### [Written exercise]
Locate the string "wird" throughout the material and copy every line in which it occurs.

Collected data
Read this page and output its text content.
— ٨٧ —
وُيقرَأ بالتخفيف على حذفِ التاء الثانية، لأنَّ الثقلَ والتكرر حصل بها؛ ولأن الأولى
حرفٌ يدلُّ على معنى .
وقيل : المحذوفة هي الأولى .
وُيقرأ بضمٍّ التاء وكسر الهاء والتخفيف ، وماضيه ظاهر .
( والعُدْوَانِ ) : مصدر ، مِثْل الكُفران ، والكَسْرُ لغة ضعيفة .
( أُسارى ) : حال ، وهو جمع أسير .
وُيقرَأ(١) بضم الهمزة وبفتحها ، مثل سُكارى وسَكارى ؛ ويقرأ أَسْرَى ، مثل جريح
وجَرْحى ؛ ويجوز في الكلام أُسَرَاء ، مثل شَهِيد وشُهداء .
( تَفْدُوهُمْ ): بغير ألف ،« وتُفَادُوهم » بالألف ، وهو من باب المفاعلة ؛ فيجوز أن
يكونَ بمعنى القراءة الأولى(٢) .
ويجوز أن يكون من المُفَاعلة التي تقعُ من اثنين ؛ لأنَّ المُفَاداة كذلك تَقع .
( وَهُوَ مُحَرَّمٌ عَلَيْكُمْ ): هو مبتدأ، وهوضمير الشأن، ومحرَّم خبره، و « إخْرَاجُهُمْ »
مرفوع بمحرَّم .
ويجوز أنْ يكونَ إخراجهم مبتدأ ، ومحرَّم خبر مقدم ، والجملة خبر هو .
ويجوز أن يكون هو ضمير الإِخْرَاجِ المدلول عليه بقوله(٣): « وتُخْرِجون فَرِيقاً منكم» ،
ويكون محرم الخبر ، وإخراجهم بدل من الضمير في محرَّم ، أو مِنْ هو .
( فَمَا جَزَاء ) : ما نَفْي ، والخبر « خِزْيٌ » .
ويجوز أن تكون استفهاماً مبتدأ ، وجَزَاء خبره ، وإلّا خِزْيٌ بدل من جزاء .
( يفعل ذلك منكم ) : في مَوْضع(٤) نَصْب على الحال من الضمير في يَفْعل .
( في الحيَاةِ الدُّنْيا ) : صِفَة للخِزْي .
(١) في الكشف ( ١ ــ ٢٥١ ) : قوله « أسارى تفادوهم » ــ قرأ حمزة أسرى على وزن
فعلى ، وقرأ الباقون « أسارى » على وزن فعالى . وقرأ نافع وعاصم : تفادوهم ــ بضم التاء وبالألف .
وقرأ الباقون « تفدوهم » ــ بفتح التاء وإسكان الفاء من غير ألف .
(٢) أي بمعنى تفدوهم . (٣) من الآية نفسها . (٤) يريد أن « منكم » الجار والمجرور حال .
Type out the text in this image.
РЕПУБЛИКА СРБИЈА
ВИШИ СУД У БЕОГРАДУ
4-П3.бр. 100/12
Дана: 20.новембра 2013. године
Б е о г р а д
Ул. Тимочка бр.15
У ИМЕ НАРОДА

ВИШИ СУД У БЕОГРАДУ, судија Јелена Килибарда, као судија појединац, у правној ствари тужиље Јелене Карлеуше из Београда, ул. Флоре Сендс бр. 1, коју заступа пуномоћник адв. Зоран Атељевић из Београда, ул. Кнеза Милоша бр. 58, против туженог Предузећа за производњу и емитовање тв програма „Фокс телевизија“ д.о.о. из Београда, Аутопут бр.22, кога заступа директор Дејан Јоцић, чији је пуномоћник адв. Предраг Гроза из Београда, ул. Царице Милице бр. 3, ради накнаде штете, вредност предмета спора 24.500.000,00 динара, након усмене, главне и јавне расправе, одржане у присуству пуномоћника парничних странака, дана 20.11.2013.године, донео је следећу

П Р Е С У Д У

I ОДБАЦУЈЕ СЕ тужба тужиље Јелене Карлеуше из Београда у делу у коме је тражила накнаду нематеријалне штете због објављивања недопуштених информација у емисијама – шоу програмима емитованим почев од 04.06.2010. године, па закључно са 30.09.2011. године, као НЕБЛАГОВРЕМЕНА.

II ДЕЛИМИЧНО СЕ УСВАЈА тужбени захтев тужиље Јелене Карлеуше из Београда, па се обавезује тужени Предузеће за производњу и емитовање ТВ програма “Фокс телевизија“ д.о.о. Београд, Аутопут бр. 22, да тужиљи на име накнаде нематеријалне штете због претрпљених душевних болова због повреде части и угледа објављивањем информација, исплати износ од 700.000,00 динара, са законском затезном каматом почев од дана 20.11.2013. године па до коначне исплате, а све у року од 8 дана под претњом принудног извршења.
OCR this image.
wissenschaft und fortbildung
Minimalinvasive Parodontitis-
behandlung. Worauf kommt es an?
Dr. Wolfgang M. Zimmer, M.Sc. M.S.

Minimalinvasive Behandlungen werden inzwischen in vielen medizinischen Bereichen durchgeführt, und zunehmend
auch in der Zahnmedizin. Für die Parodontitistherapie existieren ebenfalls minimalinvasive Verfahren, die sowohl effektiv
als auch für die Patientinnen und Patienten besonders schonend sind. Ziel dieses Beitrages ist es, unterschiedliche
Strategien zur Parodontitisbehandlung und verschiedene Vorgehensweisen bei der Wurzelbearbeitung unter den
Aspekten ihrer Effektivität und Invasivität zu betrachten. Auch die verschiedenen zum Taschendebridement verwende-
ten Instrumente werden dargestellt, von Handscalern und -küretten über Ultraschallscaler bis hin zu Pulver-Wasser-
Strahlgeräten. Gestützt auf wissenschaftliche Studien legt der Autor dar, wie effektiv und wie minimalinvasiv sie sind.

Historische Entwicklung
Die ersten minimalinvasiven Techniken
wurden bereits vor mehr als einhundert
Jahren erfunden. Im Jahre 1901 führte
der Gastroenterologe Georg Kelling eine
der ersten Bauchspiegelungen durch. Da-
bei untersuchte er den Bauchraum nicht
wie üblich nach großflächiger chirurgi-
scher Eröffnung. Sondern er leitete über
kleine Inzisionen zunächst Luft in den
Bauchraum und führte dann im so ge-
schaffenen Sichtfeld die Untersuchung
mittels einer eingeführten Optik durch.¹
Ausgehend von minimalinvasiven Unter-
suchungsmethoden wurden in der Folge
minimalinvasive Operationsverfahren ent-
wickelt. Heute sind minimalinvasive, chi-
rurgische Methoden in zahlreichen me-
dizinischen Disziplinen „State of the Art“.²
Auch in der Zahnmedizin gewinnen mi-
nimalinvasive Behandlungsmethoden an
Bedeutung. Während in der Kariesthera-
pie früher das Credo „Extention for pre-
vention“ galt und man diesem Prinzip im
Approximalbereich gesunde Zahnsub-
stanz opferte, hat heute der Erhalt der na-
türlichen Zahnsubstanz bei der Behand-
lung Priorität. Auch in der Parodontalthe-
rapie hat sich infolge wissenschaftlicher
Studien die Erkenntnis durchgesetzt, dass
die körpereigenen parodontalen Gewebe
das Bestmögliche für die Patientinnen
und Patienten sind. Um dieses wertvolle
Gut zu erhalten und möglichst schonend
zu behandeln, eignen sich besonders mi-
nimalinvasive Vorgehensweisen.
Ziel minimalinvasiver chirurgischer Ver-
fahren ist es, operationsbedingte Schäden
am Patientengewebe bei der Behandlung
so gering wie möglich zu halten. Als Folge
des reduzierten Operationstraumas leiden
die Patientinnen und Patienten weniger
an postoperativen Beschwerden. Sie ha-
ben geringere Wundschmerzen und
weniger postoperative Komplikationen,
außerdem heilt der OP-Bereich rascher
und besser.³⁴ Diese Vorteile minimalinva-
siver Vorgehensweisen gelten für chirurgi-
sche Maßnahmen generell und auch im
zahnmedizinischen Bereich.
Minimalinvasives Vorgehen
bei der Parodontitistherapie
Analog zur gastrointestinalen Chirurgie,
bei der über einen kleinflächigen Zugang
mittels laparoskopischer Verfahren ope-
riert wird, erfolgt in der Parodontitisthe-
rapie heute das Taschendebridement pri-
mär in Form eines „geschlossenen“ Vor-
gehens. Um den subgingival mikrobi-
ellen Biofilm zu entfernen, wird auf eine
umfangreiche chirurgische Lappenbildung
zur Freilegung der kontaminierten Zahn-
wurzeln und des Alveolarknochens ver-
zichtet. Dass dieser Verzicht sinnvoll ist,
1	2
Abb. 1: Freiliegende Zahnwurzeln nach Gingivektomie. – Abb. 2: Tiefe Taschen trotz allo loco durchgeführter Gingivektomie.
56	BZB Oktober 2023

### [The completed task]
riert wird, erfolgt in der Parodontitisthe-
ellen Biofilm zu entfernen, wird auf eine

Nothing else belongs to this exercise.